▼

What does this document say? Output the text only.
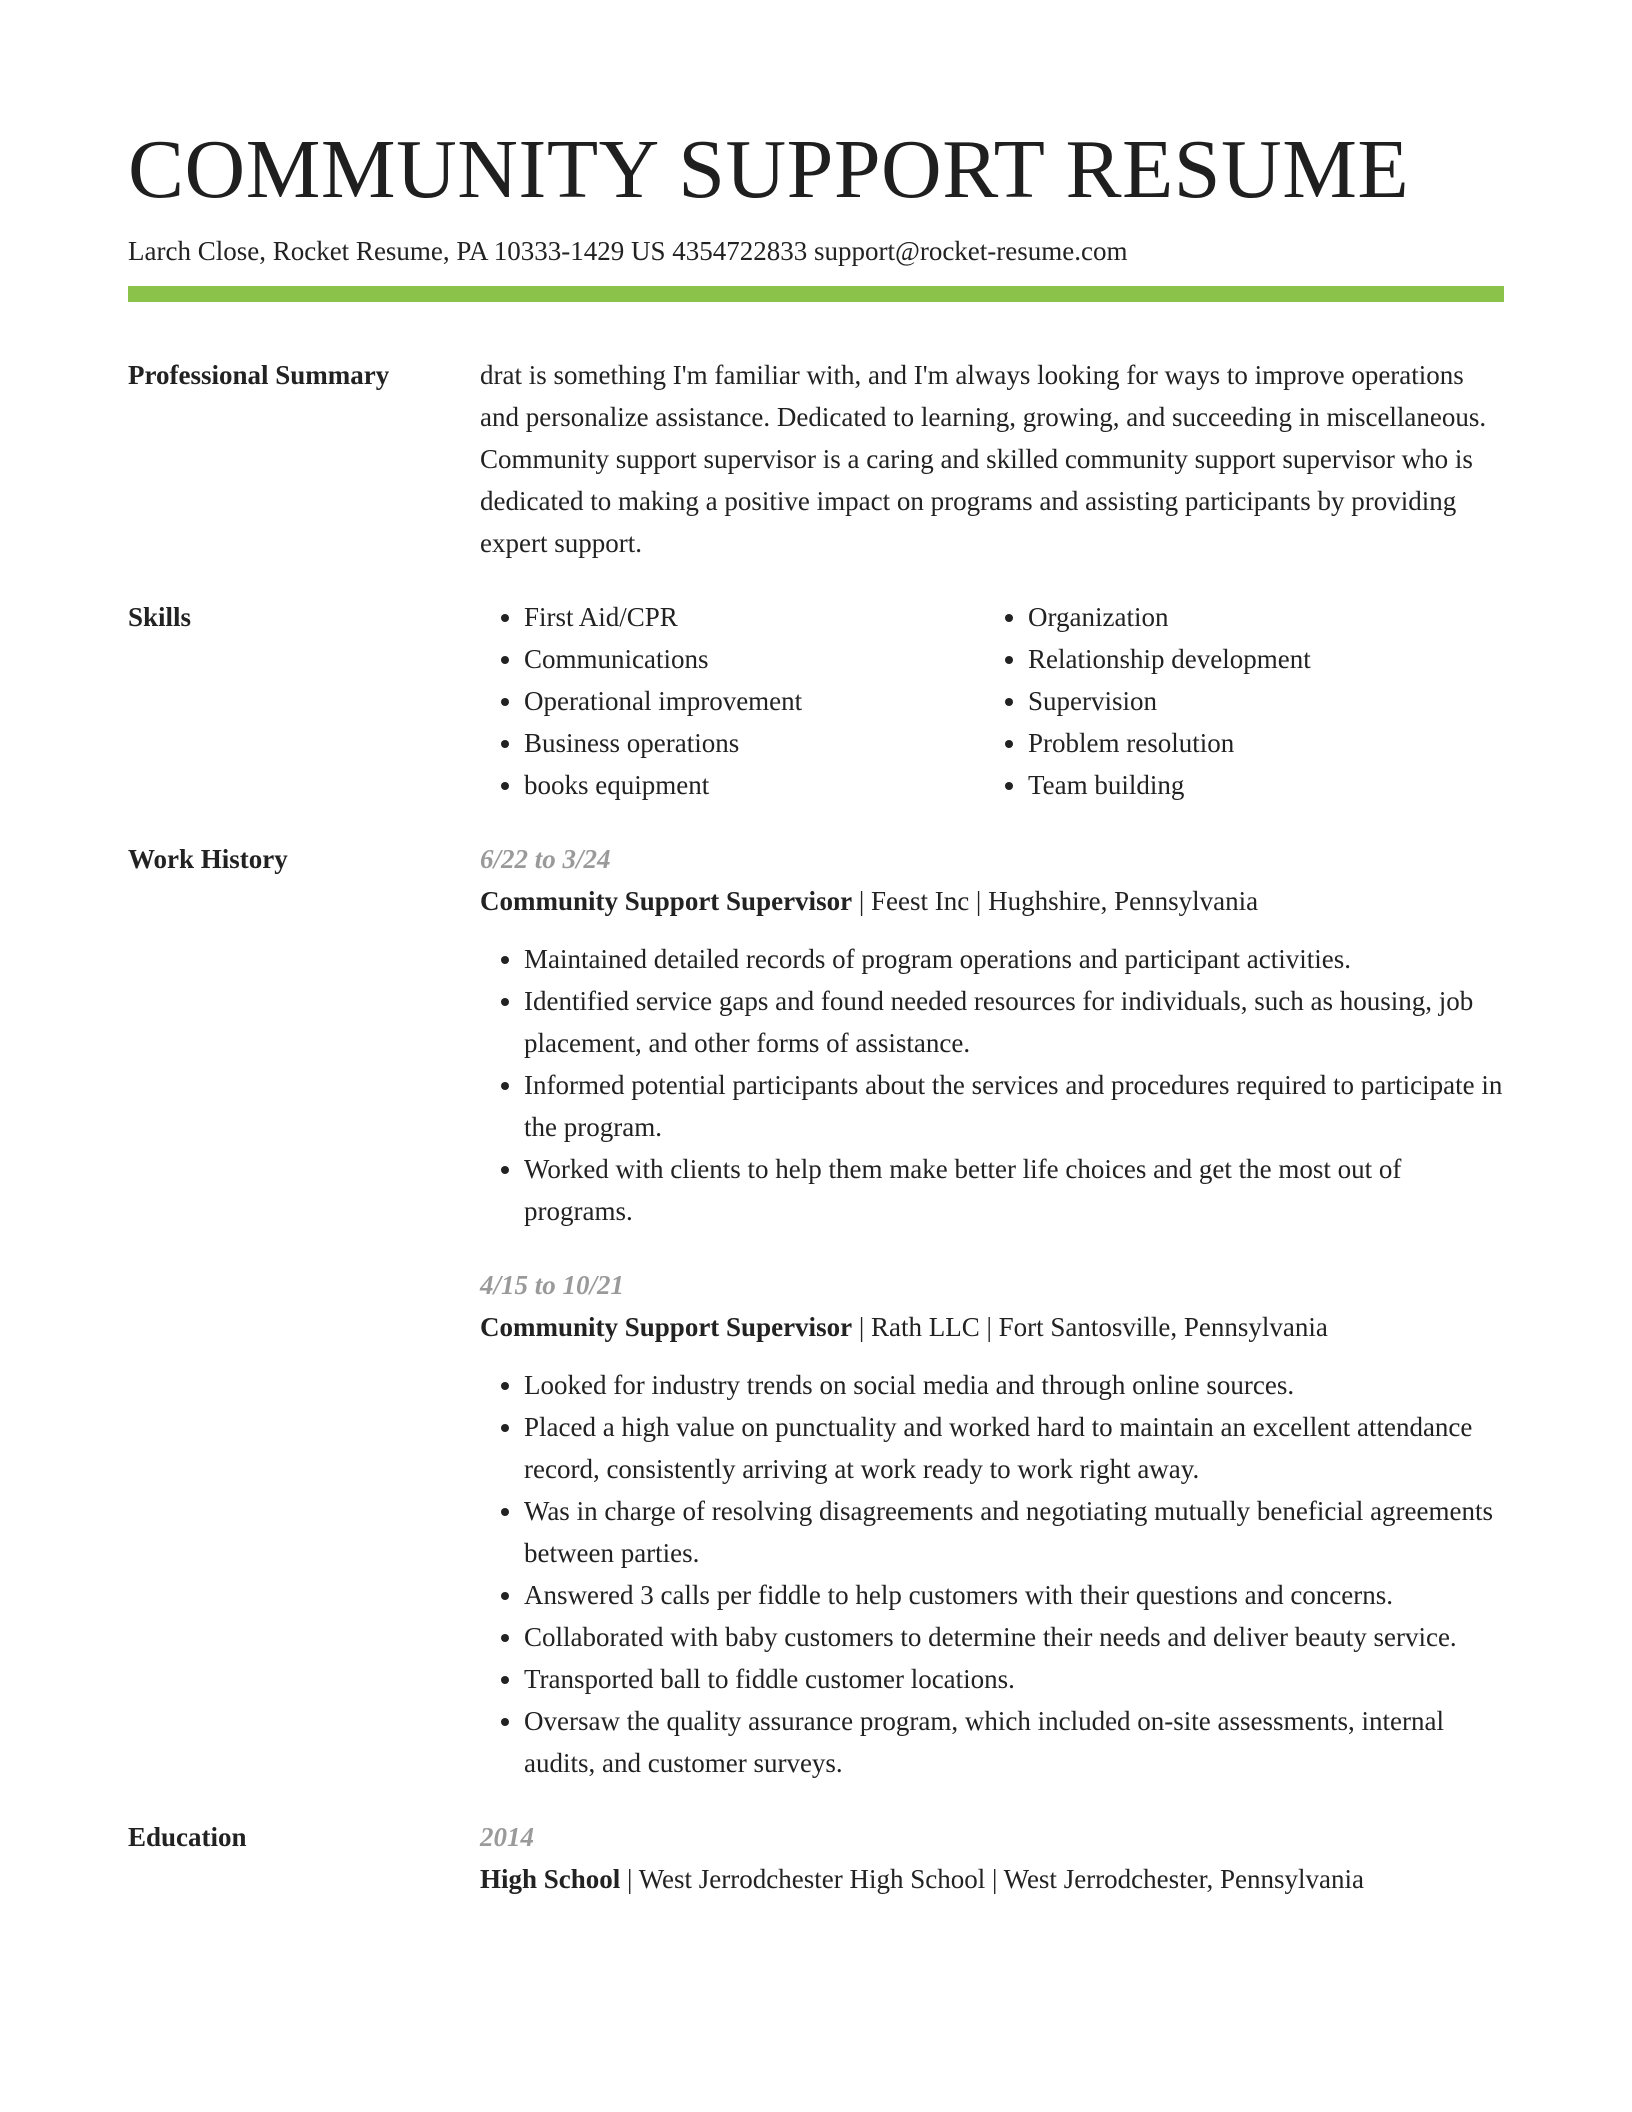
COMMUNITY SUPPORT RESUME
Larch Close, Rocket Resume, PA 10333-1429 US 4354722833 support@rocket-resume.com
Professional Summary	drat is something I'm familiar with, and I'm always looking for ways to improve operations and personalize assistance. Dedicated to learning, growing, and succeeding in miscellaneous. Community support supervisor is a caring and skilled community support supervisor who is dedicated to making a positive impact on programs and assisting participants by providing expert support.

Skills
•	First Aid/CPR
• Communications
• Operational improvement
• Business operations
• books equipment
• Organization
• Relationship development
• Supervision
• Problem resolution
• Team building
Work History	6/22 to 3/24
Community Support Supervisor | Feest Inc | Hughshire, Pennsylvania
• Maintained detailed records of program operations and participant activities.
• Identified service gaps and found needed resources for individuals, such as housing, job placement, and other forms of assistance.
• Informed potential participants about the services and procedures required to participate in the program.
• Worked with clients to help them make better life choices and get the most out of programs.
4/15 to 10/21
Community Support Supervisor | Rath LLC | Fort Santosville, Pennsylvania
• Looked for industry trends on social media and through online sources.
• Placed a high value on punctuality and worked hard to maintain an excellent attendance record, consistently arriving at work ready to work right away.
• Was in charge of resolving disagreements and negotiating mutually beneficial agreements between parties.
• Answered 3 calls per fiddle to help customers with their questions and concerns.
• Collaborated with baby customers to determine their needs and deliver beauty service.
• Transported ball to fiddle customer locations.
• Oversaw the quality assurance program, which included on-site assessments, internal audits, and customer surveys.
Education	2014
High School | West Jerrodchester High School | West Jerrodchester, Pennsylvania
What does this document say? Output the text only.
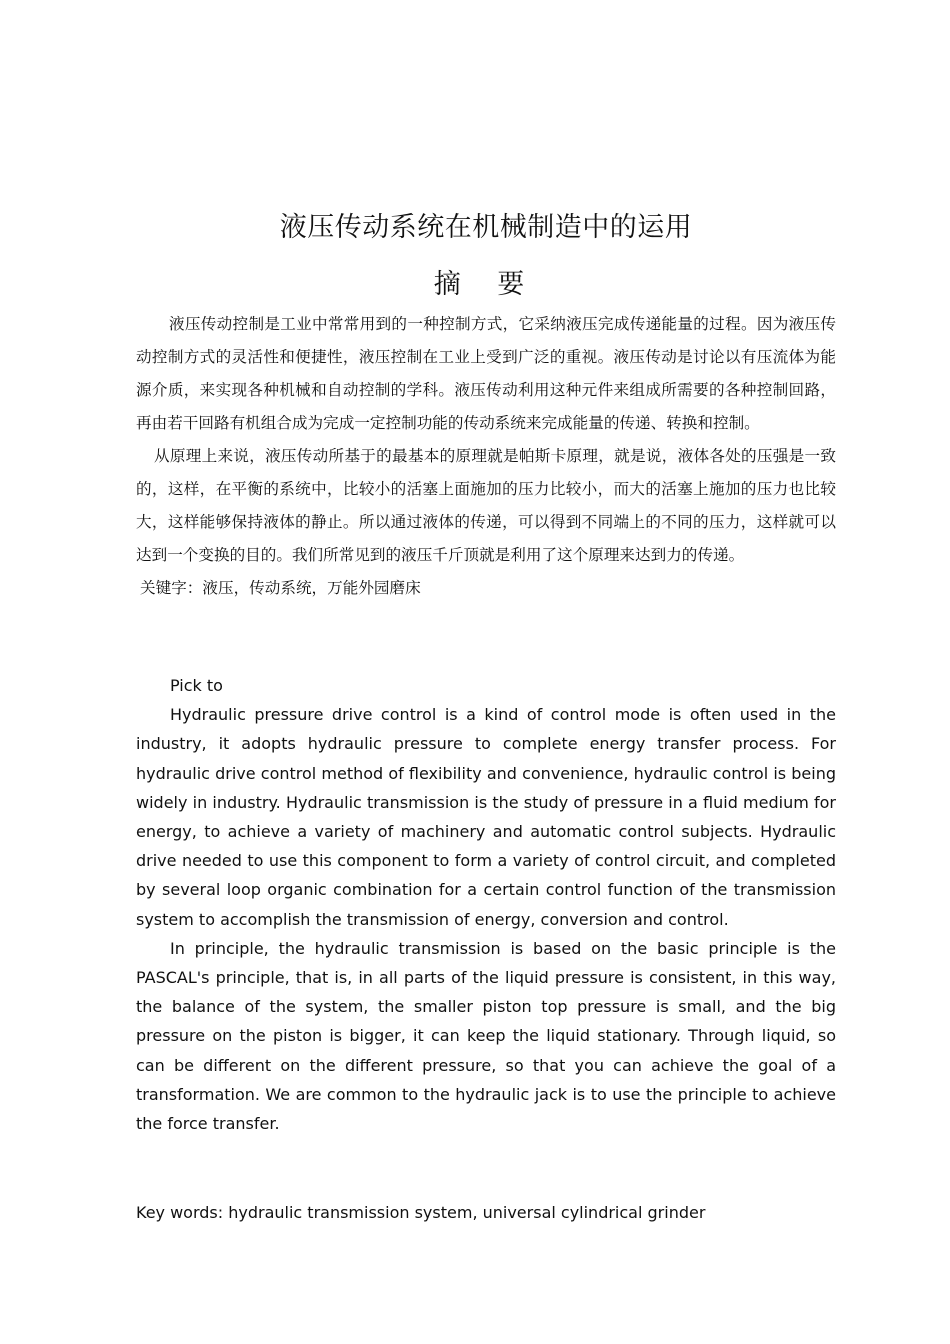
液压传动系统在机械制造中的运用
摘 要

液压传动控制是工业中常常用到的一种控制方式，它采纳液压完成传递能量的过程。因为液压传动控制方式的灵活性和便捷性，液压控制在工业上受到广泛的重视。液压传动是讨论以有压流体为能源介质，来实现各种机械和自动控制的学科。液压传动利用这种元件来组成所需要的各种控制回路，再由若干回路有机组合成为完成一定控制功能的传动系统来完成能量的传递、转换和控制。

从原理上来说，液压传动所基于的最基本的原理就是帕斯卡原理，就是说，液体各处的压强是一致的，这样，在平衡的系统中，比较小的活塞上面施加的压力比较小，而大的活塞上施加的压力也比较大，这样能够保持液体的静止。所以通过液体的传递，可以得到不同端上的不同的压力，这样就可以达到一个变换的目的。我们所常见到的液压千斤顶就是利用了这个原理来达到力的传递。

关键字：液压，传动系统，万能外园磨床

Pick to

Hydraulic pressure drive control is a kind of control mode is often used in the industry, it adopts hydraulic pressure to complete energy transfer process. For hydraulic drive control method of flexibility and convenience, hydraulic control is being widely in industry. Hydraulic transmission is the study of pressure in a fluid medium for energy, to achieve a variety of machinery and automatic control subjects. Hydraulic drive needed to use this component to form a variety of control circuit, and completed by several loop organic combination for a certain control function of the transmission system to accomplish the transmission of energy, conversion and control.

In principle, the hydraulic transmission is based on the basic principle is the PASCAL's principle, that is, in all parts of the liquid pressure is consistent, in this way, the balance of the system, the smaller piston top pressure is small, and the big pressure on the piston is bigger, it can keep the liquid stationary. Through liquid, so can be different on the different pressure, so that you can achieve the goal of a transformation. We are common to the hydraulic jack is to use the principle to achieve the force transfer.

Key words: hydraulic transmission system, universal cylindrical grinder
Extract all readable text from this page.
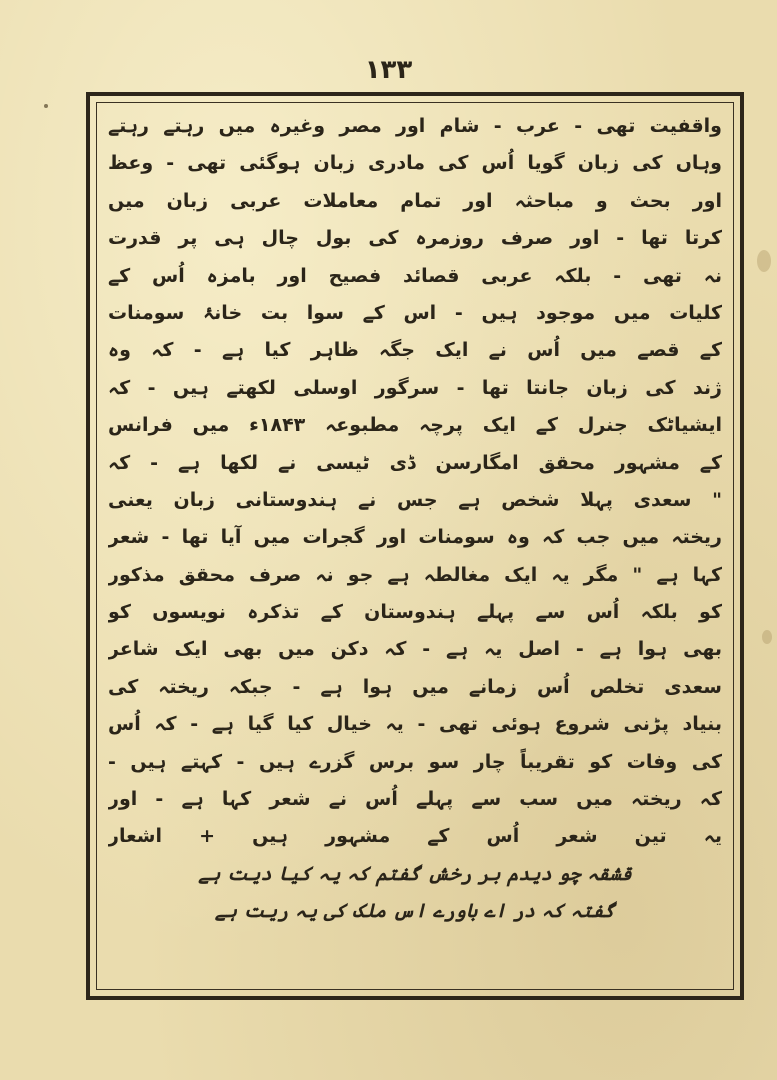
۱۳۳
واقفیت تھی - عرب - شام اور مصر وغیرہ میں رہتے رہتے
وہاں کی زبان گویا اُس کی مادری زبان ہوگئی تھی - وعظ
اور بحث و مباحثہ اور تمام معاملات عربی زبان میں
کرتا تھا - اور صرف روزمرہ کی بول چال ہی پر قدرت
نہ تھی - بلکہ عربی قصائد فصیح اور بامزہ اُس کے
کلیات میں موجود ہیں - اس کے سوا بت خانۂ سومنات
کے قصے میں اُس نے ایک جگہ ظاہر کیا ہے - کہ وہ
ژند کی زبان جانتا تھا - سرگور اوسلی لکھتے ہیں - کہ
ایشیاٹک جنرل کے ایک پرچہ مطبوعہ ۱۸۴۳ء میں فرانس
کے مشہور محقق امگارسن ڈی ٹیسی نے لکھا ہے - کہ
" سعدی پہلا شخص ہے جس نے ہندوستانی زبان یعنی
ریختہ میں جب کہ وہ سومنات اور گجرات میں آیا تھا - شعر
کہا ہے " مگر یہ ایک مغالطہ ہے جو نہ صرف محقق مذکور
کو بلکہ اُس سے پہلے ہندوستان کے تذکرہ نویسوں کو
بھی ہوا ہے - اصل یہ ہے - کہ دکن میں بھی ایک شاعر
سعدی تخلص اُس زمانے میں ہوا ہے - جبکہ ریختہ کی
بنیاد پڑنی شروع ہوئی تھی - یہ خیال کیا گیا ہے - کہ اُس
کی وفات کو تقریباً چار سو برس گزرے ہیں - کہتے ہیں -
کہ ریختہ میں سب سے پہلے اُس نے شعر کہا ہے - اور
یہ تین شعر اُس کے مشہور ہیں + اشعار
قشقہ چو دیدم بر رخش گفتم کہ یہ کیا دیت ہے
گفتہ کہ در اے باورے اس ملک کی یہ ریت ہے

▲

__To do__: Answer with one number only: how many lines above contain the word "بلکہ".

__Written response__: 2